Stored data:
"""
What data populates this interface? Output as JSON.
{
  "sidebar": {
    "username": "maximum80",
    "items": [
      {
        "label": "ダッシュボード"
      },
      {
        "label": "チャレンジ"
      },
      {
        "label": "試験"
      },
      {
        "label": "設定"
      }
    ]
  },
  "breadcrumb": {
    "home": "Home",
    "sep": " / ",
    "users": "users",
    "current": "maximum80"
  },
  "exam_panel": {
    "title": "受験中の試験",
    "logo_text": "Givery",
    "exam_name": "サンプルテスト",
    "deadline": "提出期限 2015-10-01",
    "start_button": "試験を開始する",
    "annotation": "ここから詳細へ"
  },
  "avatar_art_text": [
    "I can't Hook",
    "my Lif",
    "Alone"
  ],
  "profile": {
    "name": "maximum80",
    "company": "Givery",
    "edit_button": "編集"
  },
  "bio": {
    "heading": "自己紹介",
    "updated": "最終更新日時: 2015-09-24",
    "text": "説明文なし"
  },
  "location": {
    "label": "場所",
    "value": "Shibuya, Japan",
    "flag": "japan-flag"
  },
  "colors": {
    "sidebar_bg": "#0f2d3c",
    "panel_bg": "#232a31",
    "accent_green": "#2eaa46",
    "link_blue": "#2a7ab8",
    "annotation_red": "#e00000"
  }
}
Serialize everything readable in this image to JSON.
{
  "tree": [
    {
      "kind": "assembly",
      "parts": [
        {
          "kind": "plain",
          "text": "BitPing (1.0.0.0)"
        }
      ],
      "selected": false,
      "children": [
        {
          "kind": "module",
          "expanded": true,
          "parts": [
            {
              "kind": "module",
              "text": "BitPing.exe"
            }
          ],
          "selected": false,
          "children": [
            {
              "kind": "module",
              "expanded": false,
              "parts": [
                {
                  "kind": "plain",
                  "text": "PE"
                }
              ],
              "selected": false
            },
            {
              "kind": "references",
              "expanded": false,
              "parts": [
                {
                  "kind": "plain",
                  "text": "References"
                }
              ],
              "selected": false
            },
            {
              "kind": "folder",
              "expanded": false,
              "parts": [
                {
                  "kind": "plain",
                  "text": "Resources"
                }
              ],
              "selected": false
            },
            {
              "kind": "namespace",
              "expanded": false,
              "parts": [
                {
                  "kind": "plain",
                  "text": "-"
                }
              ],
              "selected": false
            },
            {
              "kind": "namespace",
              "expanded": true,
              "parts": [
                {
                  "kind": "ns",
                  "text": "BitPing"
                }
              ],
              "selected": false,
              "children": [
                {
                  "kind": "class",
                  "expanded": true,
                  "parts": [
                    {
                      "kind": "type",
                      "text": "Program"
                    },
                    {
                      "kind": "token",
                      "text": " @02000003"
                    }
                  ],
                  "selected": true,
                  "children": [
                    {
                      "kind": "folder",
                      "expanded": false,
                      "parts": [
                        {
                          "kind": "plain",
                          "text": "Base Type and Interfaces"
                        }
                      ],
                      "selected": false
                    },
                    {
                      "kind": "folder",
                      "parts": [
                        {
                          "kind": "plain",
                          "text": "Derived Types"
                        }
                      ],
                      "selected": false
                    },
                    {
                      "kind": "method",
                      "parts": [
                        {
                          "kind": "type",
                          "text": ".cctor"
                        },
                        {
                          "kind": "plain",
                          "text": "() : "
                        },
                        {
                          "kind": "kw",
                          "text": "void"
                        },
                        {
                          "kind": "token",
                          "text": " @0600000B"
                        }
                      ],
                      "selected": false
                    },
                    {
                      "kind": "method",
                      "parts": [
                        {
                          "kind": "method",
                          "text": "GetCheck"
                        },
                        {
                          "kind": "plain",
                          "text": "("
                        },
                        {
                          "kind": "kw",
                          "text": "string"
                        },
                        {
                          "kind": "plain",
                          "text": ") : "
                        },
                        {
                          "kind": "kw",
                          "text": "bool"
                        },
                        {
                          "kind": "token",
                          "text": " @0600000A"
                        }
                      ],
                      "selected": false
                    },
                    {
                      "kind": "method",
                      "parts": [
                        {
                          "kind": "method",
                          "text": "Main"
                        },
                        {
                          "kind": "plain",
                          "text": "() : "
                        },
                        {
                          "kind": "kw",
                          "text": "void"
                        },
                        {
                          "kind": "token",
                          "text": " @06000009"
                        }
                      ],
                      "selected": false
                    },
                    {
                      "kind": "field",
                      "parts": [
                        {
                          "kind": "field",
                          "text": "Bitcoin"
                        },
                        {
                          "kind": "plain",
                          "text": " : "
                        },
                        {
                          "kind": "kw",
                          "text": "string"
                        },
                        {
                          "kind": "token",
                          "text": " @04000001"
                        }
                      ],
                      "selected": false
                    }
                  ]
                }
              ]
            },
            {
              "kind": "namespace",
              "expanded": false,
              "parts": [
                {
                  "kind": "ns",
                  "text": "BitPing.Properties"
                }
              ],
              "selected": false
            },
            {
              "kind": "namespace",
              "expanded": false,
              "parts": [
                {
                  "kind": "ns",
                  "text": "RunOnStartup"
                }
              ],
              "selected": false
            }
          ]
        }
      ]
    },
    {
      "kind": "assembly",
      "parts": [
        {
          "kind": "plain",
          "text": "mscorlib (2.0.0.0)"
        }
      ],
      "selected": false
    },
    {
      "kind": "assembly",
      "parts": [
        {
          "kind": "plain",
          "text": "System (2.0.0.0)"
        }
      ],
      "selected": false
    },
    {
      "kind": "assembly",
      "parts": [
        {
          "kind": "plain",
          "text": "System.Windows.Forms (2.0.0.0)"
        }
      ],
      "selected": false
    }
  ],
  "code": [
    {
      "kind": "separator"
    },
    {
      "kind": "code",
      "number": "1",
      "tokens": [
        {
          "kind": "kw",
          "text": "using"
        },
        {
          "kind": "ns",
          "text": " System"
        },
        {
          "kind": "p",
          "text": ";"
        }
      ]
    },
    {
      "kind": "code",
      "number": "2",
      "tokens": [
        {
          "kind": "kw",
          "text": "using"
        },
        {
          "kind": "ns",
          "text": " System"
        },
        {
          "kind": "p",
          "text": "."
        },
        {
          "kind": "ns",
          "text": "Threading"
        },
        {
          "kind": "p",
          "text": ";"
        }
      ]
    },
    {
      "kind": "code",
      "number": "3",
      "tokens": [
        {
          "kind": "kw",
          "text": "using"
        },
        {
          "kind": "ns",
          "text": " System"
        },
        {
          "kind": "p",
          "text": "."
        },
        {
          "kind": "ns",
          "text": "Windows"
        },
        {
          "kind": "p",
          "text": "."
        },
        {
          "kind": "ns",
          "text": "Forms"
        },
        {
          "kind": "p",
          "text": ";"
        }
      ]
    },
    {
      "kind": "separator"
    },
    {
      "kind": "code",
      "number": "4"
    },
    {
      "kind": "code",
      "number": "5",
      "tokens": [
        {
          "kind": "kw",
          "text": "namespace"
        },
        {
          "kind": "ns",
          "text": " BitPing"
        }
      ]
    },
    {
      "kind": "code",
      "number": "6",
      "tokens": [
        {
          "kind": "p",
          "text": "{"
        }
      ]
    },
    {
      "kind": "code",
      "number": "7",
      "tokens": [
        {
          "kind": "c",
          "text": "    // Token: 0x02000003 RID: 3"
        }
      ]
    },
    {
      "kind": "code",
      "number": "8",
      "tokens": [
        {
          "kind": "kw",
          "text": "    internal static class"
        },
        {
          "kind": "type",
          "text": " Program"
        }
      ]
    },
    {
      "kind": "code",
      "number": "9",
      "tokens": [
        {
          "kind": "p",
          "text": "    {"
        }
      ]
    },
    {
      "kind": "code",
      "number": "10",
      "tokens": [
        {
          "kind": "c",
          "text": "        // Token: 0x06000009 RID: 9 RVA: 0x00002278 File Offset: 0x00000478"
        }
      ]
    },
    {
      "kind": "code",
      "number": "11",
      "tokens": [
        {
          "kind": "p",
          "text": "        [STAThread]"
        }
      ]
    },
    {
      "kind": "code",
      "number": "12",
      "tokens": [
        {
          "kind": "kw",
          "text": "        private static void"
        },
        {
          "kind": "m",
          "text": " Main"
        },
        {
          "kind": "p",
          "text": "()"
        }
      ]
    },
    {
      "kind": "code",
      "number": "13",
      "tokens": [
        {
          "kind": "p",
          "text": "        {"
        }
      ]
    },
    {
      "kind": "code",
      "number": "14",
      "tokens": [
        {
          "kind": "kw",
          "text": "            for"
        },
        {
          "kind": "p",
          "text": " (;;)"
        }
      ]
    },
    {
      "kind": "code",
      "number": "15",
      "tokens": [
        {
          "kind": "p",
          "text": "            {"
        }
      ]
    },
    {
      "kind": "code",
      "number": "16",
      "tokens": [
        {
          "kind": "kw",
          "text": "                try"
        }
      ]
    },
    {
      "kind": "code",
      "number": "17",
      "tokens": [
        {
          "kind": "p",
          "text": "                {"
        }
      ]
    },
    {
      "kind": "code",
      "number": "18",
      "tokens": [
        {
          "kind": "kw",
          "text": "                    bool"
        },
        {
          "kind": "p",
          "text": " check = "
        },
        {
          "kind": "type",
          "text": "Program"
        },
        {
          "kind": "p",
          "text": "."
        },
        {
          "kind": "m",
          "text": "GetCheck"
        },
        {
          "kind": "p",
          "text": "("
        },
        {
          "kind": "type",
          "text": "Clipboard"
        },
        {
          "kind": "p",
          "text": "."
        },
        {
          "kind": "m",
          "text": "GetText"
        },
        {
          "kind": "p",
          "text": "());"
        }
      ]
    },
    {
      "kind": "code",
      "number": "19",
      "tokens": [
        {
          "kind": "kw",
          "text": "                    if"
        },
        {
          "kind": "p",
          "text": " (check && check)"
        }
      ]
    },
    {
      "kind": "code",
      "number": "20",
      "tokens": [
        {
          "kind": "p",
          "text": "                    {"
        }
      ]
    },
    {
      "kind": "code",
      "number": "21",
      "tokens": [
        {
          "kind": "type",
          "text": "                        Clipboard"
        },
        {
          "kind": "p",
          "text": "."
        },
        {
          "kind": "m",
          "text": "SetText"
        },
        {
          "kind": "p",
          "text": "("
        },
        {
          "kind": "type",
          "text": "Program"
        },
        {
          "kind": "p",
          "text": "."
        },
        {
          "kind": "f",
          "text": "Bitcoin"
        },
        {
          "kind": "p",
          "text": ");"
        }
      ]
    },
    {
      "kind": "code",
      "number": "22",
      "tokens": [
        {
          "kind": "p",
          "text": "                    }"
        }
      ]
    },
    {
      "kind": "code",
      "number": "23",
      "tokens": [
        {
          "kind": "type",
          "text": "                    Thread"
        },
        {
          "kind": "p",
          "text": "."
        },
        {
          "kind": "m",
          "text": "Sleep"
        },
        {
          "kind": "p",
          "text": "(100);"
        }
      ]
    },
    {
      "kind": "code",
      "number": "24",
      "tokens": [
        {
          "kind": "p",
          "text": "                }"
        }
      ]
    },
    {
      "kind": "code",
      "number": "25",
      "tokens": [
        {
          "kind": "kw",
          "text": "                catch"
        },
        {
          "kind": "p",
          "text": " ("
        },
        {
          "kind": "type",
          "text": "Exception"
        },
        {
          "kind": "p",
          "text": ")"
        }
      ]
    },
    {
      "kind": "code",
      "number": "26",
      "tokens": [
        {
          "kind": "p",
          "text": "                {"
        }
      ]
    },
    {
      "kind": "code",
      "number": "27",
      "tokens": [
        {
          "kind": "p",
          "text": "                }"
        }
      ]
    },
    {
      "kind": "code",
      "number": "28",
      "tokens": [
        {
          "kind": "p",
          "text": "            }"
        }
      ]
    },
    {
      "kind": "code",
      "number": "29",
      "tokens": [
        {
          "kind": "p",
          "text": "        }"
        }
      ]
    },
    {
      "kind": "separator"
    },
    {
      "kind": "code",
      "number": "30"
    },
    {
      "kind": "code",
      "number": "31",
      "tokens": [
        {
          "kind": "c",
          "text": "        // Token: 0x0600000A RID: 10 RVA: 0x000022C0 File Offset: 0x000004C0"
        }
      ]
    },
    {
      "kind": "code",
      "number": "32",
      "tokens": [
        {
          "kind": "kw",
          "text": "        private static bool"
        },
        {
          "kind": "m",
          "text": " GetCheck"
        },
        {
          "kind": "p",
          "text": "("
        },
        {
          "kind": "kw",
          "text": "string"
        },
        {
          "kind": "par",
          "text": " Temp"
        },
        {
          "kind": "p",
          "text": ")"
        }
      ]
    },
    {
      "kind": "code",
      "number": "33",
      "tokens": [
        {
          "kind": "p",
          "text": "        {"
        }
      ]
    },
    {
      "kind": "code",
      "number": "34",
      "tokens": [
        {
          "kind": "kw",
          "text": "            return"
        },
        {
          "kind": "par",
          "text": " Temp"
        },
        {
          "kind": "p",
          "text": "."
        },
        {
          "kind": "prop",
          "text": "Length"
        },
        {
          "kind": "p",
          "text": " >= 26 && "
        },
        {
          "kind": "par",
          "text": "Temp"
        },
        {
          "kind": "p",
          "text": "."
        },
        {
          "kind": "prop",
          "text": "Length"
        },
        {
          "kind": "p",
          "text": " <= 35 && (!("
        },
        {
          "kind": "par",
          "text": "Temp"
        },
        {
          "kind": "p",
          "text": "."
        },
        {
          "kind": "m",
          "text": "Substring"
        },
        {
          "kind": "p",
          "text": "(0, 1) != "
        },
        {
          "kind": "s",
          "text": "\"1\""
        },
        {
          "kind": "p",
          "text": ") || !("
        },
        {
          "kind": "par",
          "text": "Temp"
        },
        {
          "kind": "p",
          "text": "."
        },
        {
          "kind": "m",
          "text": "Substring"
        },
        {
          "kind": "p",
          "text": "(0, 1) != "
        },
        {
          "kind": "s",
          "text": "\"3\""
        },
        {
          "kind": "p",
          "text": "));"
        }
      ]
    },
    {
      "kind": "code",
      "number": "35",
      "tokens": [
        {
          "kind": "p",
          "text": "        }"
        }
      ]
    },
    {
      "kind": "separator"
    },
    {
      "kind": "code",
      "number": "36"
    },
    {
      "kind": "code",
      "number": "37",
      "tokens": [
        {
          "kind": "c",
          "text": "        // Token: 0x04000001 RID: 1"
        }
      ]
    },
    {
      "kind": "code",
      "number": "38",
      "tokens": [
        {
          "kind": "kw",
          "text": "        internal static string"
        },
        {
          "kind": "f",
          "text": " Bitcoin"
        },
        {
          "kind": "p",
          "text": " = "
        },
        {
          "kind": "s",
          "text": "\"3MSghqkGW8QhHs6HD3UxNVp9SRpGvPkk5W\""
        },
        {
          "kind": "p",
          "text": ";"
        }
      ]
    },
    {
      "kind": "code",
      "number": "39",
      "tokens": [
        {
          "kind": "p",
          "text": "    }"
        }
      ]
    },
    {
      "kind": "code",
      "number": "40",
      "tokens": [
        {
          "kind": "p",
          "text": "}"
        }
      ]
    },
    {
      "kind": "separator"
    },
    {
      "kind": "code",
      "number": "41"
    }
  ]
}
"""
[GIVEN REQUEST]
Check each line of the entries above, and show every one holding the word "class".

[THE ANSWER]
                  "kind": "class",
          "text": "    internal static class"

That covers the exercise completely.